Instruction: What follows is a listing to be transcribed exactly.

— Start of Dataset extract —

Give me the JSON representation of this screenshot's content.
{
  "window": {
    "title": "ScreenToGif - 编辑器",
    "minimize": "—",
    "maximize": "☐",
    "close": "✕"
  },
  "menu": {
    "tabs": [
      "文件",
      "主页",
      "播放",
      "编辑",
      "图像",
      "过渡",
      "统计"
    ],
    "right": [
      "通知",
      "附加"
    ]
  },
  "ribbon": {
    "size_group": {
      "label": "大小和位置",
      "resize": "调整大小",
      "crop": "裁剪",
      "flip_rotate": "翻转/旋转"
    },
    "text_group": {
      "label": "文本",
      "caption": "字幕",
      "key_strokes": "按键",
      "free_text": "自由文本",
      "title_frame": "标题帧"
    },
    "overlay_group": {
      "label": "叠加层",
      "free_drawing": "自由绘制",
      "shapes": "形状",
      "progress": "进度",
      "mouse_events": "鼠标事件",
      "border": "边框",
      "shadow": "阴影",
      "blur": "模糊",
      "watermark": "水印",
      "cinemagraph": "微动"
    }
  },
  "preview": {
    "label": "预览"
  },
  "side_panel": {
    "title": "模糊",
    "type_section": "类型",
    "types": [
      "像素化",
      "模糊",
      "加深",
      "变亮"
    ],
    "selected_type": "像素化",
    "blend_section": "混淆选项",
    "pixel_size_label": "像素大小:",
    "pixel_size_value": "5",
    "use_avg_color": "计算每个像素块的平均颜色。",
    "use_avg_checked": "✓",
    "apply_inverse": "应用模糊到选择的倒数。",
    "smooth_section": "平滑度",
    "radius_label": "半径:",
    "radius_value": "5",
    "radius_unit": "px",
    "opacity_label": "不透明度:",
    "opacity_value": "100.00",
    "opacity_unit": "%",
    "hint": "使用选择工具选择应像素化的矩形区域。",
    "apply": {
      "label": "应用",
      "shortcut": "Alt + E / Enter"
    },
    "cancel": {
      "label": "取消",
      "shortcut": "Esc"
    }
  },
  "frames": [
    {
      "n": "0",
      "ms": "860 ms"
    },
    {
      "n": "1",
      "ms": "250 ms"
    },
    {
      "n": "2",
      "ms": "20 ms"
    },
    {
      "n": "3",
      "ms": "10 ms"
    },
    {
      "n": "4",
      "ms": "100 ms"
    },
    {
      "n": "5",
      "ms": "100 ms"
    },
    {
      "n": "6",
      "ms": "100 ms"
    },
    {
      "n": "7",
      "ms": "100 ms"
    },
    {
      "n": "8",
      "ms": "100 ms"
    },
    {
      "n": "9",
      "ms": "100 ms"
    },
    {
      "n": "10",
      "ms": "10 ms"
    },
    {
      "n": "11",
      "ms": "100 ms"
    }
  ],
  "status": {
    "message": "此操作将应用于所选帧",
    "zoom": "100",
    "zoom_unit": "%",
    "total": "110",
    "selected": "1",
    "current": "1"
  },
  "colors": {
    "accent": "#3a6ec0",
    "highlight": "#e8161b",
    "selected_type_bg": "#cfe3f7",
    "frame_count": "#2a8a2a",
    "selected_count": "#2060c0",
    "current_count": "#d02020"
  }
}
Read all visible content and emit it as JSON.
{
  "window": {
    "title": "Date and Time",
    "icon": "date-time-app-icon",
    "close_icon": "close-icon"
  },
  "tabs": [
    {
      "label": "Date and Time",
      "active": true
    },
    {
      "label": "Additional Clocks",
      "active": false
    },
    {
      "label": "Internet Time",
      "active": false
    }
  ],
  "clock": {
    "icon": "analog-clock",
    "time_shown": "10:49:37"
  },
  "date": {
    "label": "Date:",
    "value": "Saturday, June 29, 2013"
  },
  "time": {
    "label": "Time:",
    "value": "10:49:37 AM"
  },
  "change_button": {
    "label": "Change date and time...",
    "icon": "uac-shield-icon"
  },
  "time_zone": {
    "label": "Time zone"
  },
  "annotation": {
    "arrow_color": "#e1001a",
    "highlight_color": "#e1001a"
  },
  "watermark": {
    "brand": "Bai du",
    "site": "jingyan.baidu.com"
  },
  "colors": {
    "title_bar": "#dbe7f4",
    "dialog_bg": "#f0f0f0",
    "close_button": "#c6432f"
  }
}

— End of Dataset extract —

Answer for this exercise:
Give me the JSON representation of this screenshot's content.
{
  "window": {
    "title": "ScreenToGif - 编辑器",
    "minimize": "—",
    "maximize": "☐",
    "close": "✕"
  },
  "menu": {
    "tabs": [
      "文件",
      "主页",
      "播放",
      "编辑",
      "图像",
      "过渡",
      "统计"
    ],
    "right": [
      "通知",
      "附加"
    ]
  },
  "ribbon": {
    "size_group": {
      "label": "大小和位置",
      "resize": "调整大小",
      "crop": "裁剪",
      "flip_rotate": "翻转/旋转"
    },
    "text_group": {
      "label": "文本",
      "caption": "字幕",
      "key_strokes": "按键",
      "free_text": "自由文本",
      "title_frame": "标题帧"
    },
    "overlay_group": {
      "label": "叠加层",
      "free_drawing": "自由绘制",
      "shapes": "形状",
      "progress": "进度",
      "mouse_events": "鼠标事件",
      "border": "边框",
      "shadow": "阴影",
      "blur": "模糊",
      "watermark": "水印",
      "cinemagraph": "微动"
    }
  },
  "preview": {
    "label": "预览"
  },
  "side_panel": {
    "title": "模糊",
    "type_section": "类型",
    "types": [
      "像素化",
      "模糊",
      "加深",
      "变亮"
    ],
    "selected_type": "像素化",
    "blend_section": "混淆选项",
    "pixel_size_label": "像素大小:",
    "pixel_size_value": "5",
    "use_avg_color": "计算每个像素块的平均颜色。",
    "use_avg_checked": "✓",
    "apply_inverse": "应用模糊到选择的倒数。",
    "smooth_section": "平滑度",
    "radius_label": "半径:",
    "radius_value": "5",
    "radius_unit": "px",
    "opacity_label": "不透明度:",
    "opacity_value": "100.00",
    "opacity_unit": "%",
    "hint": "使用选择工具选择应像素化的矩形区域。",
    "apply": {
      "label": "应用",
      "shortcut": "Alt + E / Enter"
    },
    "cancel": {
      "label": "取消",
      "shortcut": "Esc"
    }
  },
  "frames": [
    {
      "n": "0",
      "ms": "860 ms"
    },
    {
      "n": "1",
      "ms": "250 ms"
    },
    {
      "n": "2",
      "ms": "20 ms"
    },
    {
      "n": "3",
      "ms": "10 ms"
    },
    {
      "n": "4",
      "ms": "100 ms"
    },
    {
      "n": "5",
      "ms": "100 ms"
    },
    {
      "n": "6",
      "ms": "100 ms"
    },
    {
      "n": "7",
      "ms": "100 ms"
    },
    {
      "n": "8",
      "ms": "100 ms"
    },
    {
      "n": "9",
      "ms": "100 ms"
    },
    {
      "n": "10",
      "ms": "10 ms"
    },
    {
      "n": "11",
      "ms": "100 ms"
    }
  ],
  "status": {
    "message": "此操作将应用于所选帧",
    "zoom": "100",
    "zoom_unit": "%",
    "total": "110",
    "selected": "1",
    "current": "1"
  },
  "colors": {
    "accent": "#3a6ec0",
    "highlight": "#e8161b",
    "selected_type_bg": "#cfe3f7",
    "frame_count": "#2a8a2a",
    "selected_count": "#2060c0",
    "current_count": "#d02020"
  }
}
Read all visible content and emit it as JSON.
{
  "window": {
    "title": "Date and Time",
    "icon": "date-time-app-icon",
    "close_icon": "close-icon"
  },
  "tabs": [
    {
      "label": "Date and Time",
      "active": true
    },
    {
      "label": "Additional Clocks",
      "active": false
    },
    {
      "label": "Internet Time",
      "active": false
    }
  ],
  "clock": {
    "icon": "analog-clock",
    "time_shown": "10:49:37"
  },
  "date": {
    "label": "Date:",
    "value": "Saturday, June 29, 2013"
  },
  "time": {
    "label": "Time:",
    "value": "10:49:37 AM"
  },
  "change_button": {
    "label": "Change date and time...",
    "icon": "uac-shield-icon"
  },
  "time_zone": {
    "label": "Time zone"
  },
  "annotation": {
    "arrow_color": "#e1001a",
    "highlight_color": "#e1001a"
  },
  "watermark": {
    "brand": "Bai du",
    "site": "jingyan.baidu.com"
  },
  "colors": {
    "title_bar": "#dbe7f4",
    "dialog_bg": "#f0f0f0",
    "close_button": "#c6432f"
  }
}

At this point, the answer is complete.